== Task material

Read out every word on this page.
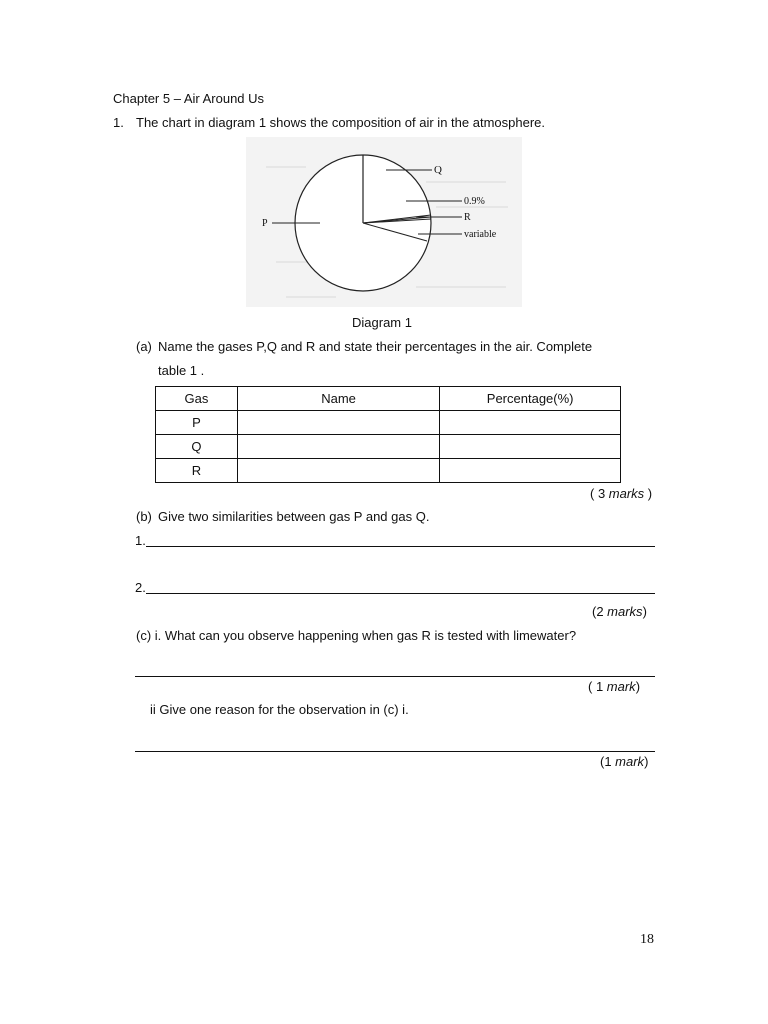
Chapter 5 – Air Around Us
1. The chart in diagram 1 shows the composition of air in the atmosphere.
Q
0.9%
R
variable
P
Diagram 1
(a) Name the gases P,Q and R and state their percentages in the air. Complete
table 1 .
Gas	Name	Percentage(%)
P		
Q		
R		
( 3 marks )
(b) Give two similarities between gas P and gas Q.
1.
2.
(2 marks)
(c) i. What can you observe happening when gas R is tested with limewater?
( 1 mark)
ii Give one reason for the observation in (c) i.
(1 mark)
18
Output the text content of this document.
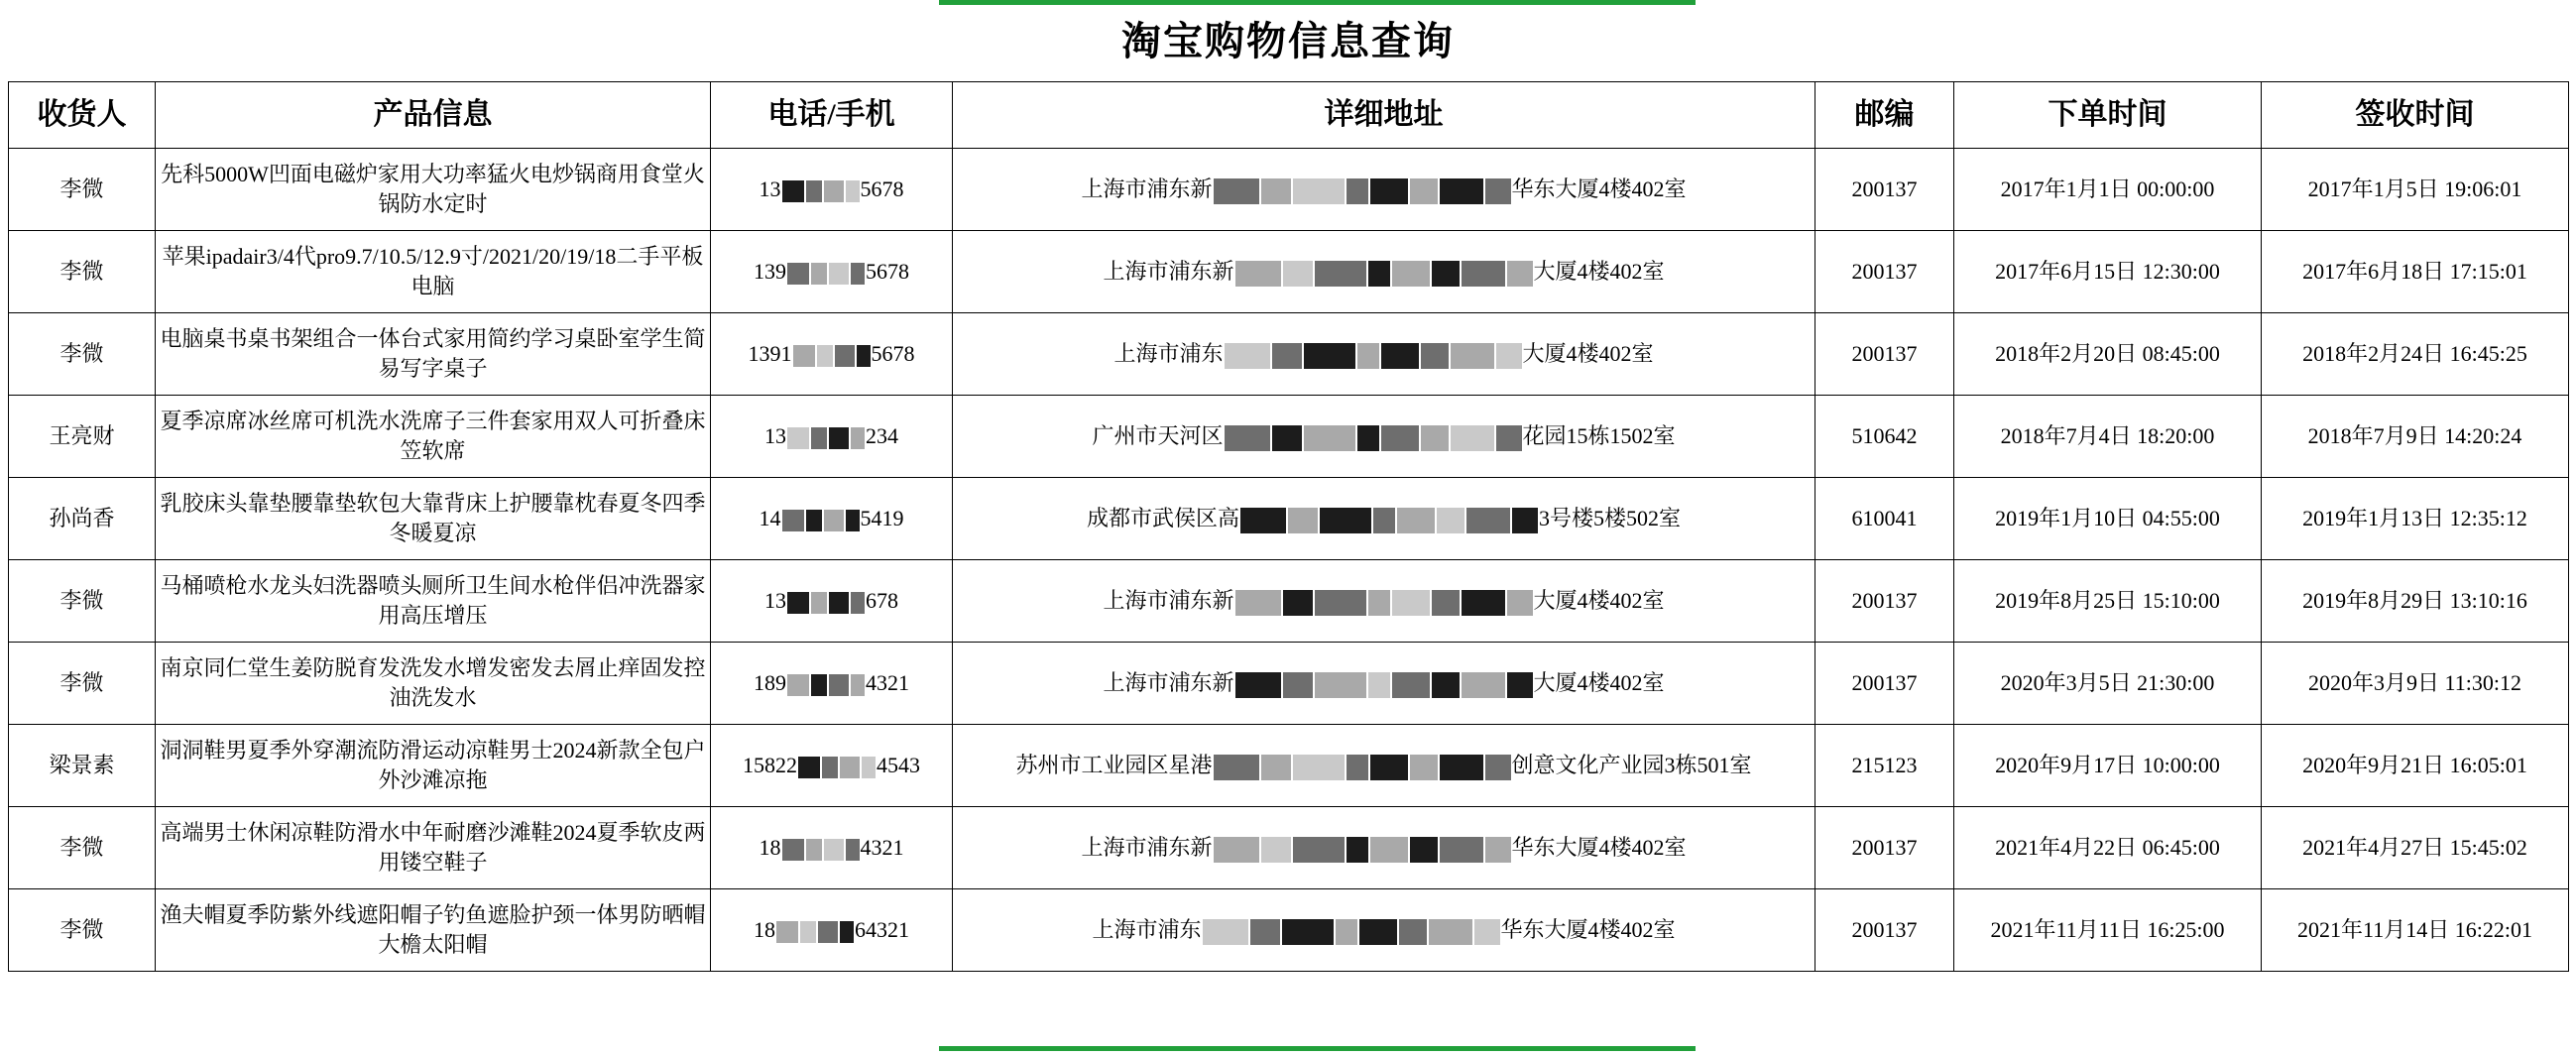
淘宝购物信息查询
收货人	产品信息	电话/手机	详细地址	邮编	下单时间	签收时间
李微	先科5000W凹面电磁炉家用大功率猛火电炒锅商用食堂火锅防水定时	13 5678	上海市浦东新 华东大厦4楼402室	200137	2017年1月1日 00:00:00	2017年1月5日 19:06:01
李微	苹果ipadair3/4代pro9.7/10.5/12.9寸/2021/20/19/18二手平板电脑	139 5678	上海市浦东新 大厦4楼402室	200137	2017年6月15日 12:30:00	2017年6月18日 17:15:01
李微	电脑桌书桌书架组合一体台式家用简约学习桌卧室学生简易写字桌子	1391 5678	上海市浦东 大厦4楼402室	200137	2018年2月20日 08:45:00	2018年2月24日 16:45:25
王亮财	夏季凉席冰丝席可机洗水洗席子三件套家用双人可折叠床笠软席	13 234	广州市天河区 花园15栋1502室	510642	2018年7月4日 18:20:00	2018年7月9日 14:20:24
孙尚香	乳胶床头靠垫腰靠垫软包大靠背床上护腰靠枕春夏冬四季冬暖夏凉	14 5419	成都市武侯区高 3号楼5楼502室	610041	2019年1月10日 04:55:00	2019年1月13日 12:35:12
李微	马桶喷枪水龙头妇洗器喷头厕所卫生间水枪伴侣冲洗器家用高压增压	13 678	上海市浦东新 大厦4楼402室	200137	2019年8月25日 15:10:00	2019年8月29日 13:10:16
李微	南京同仁堂生姜防脱育发洗发水增发密发去屑止痒固发控油洗发水	189 4321	上海市浦东新 大厦4楼402室	200137	2020年3月5日 21:30:00	2020年3月9日 11:30:12
梁景素	洞洞鞋男夏季外穿潮流防滑运动凉鞋男士2024新款全包户外沙滩凉拖	15822 4543	苏州市工业园区星港 创意文化产业园3栋501室	215123	2020年9月17日 10:00:00	2020年9月21日 16:05:01
李微	高端男士休闲凉鞋防滑水中年耐磨沙滩鞋2024夏季软皮两用镂空鞋子	18 4321	上海市浦东新 华东大厦4楼402室	200137	2021年4月22日 06:45:00	2021年4月27日 15:45:02
李微	渔夫帽夏季防紫外线遮阳帽子钓鱼遮脸护颈一体男防晒帽大檐太阳帽	18 64321	上海市浦东 华东大厦4楼402室	200137	2021年11月11日 16:25:00	2021年11月14日 16:22:01
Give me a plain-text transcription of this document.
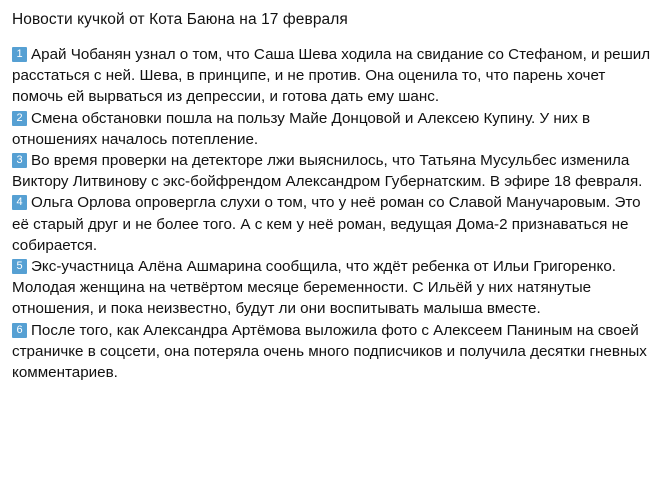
Новости кучкой от Кота Баюна на 17 февраля
1 Арай Чобанян узнал о том, что Саша Шева ходила на свидание со Стефаном, и решил расстаться с ней. Шева, в принципе, и не против. Она оценила то, что парень хочет помочь ей вырваться из депрессии, и готова дать ему шанс.
2 Смена обстановки пошла на пользу Майе Донцовой и Алексею Купину. У них в отношениях началось потепление.
3 Во время проверки на детекторе лжи выяснилось, что Татьяна Мусульбес изменила Виктору Литвинову с экс-бойфрендом Александром Губернатским. В эфире 18 февраля.
4 Ольга Орлова опровергла слухи о том, что у неё роман со Славой Манучаровым. Это её старый друг и не более того. А с кем у неё роман, ведущая Дома-2 признаваться не собирается.
5 Экс-участница Алёна Ашмарина сообщила, что ждёт ребенка от Ильи Григоренко. Молодая женщина на четвёртом месяце беременности. С Ильёй у них натянутые отношения, и пока неизвестно, будут ли они воспитывать малыша вместе.
6 После того, как Александра Артёмова выложила фото с Алексеем Паниным на своей страничке в соцсети, она потеряла очень много подписчиков и получила десятки гневных комментариев.
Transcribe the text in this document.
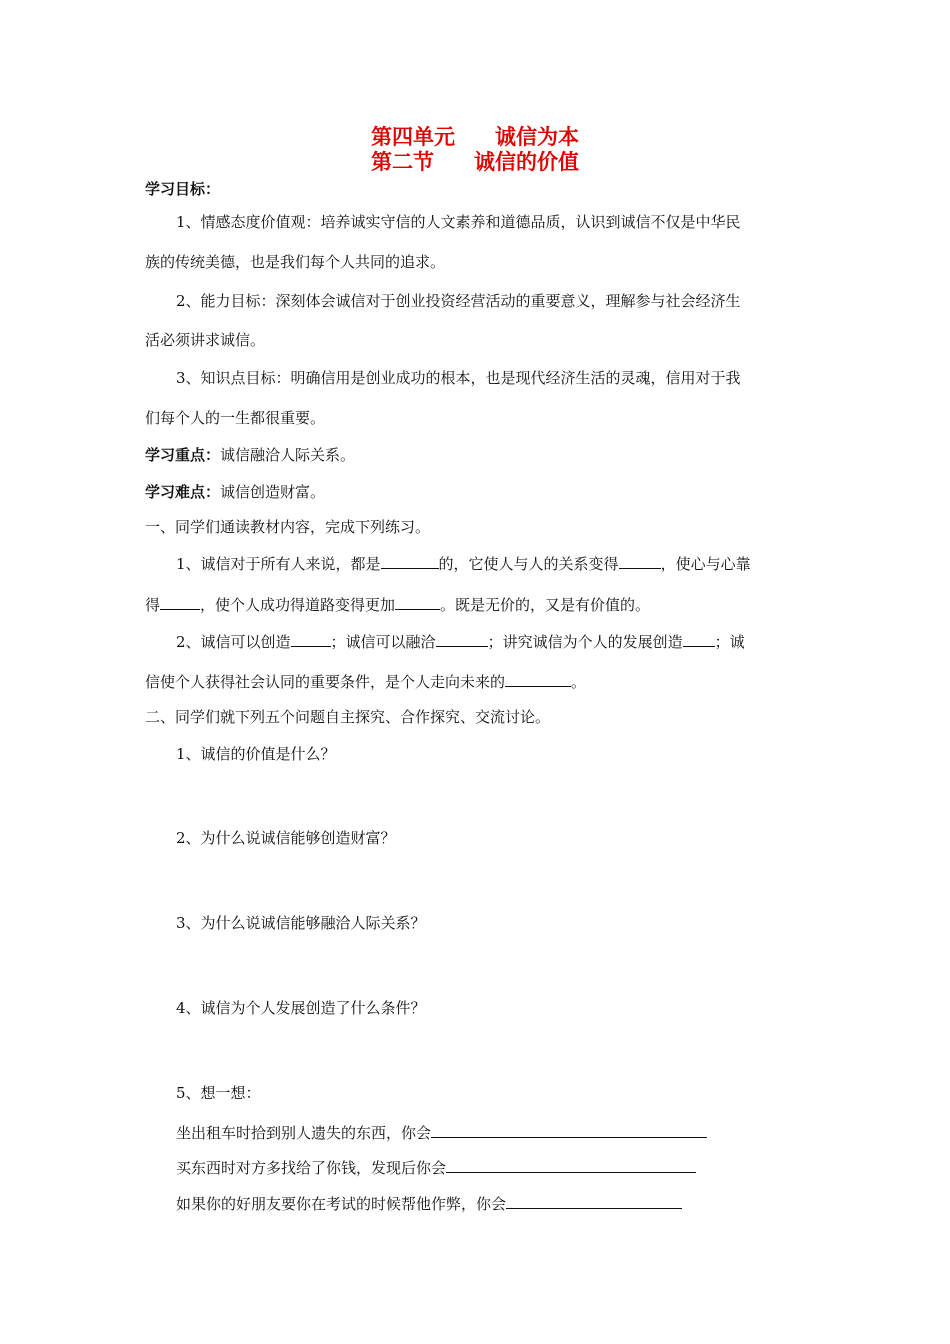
第四单元 诚信为本
第二节 诚信的价值
学习目标：
1、情感态度价值观：培养诚实守信的人文素养和道德品质，认识到诚信不仅是中华民
族的传统美德，也是我们每个人共同的追求。
2、能力目标：深刻体会诚信对于创业投资经营活动的重要意义，理解参与社会经济生
活必须讲求诚信。
3、知识点目标：明确信用是创业成功的根本，也是现代经济生活的灵魂，信用对于我
们每个人的一生都很重要。
学习重点：诚信融洽人际关系。
学习难点：诚信创造财富。
一、同学们通读教材内容，完成下列练习。
1、诚信对于所有人来说，都是	的，它使人与人的关系变得	，使心与心靠
得	，使个人成功得道路变得更加	。既是无价的，又是有价值的。
2、诚信可以创造	；诚信可以融洽	；讲究诚信为个人的发展创造 ；诚
信使个人获得社会认同的重要条件，是个人走向未来的	。
二、同学们就下列五个问题自主探究、合作探究、交流讨论。
1、诚信的价值是什么？
2、为什么说诚信能够创造财富？
3、为什么说诚信能够融洽人际关系？
4、诚信为个人发展创造了什么条件？
5、想一想：
坐出租车时拾到别人遗失的东西，你会
买东西时对方多找给了你钱，发现后你会
如果你的好朋友要你在考试的时候帮他作弊，你会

====

| Exercise task |
Scan the entries above. Copy each line that has the string "того".

| Solved problem |
4 Ольга Орлова опровергла слухи о том, что у неё роман со Славой Манучаровым. Это её старый друг и не более того. А с кем у неё роман, ведущая Дома-2 признаваться не собирается.
6 После того, как Александра Артёмова выложила фото с Алексеем Паниным на своей страничке в соцсети, она потеряла очень много подписчиков и получила десятки гневных комментариев.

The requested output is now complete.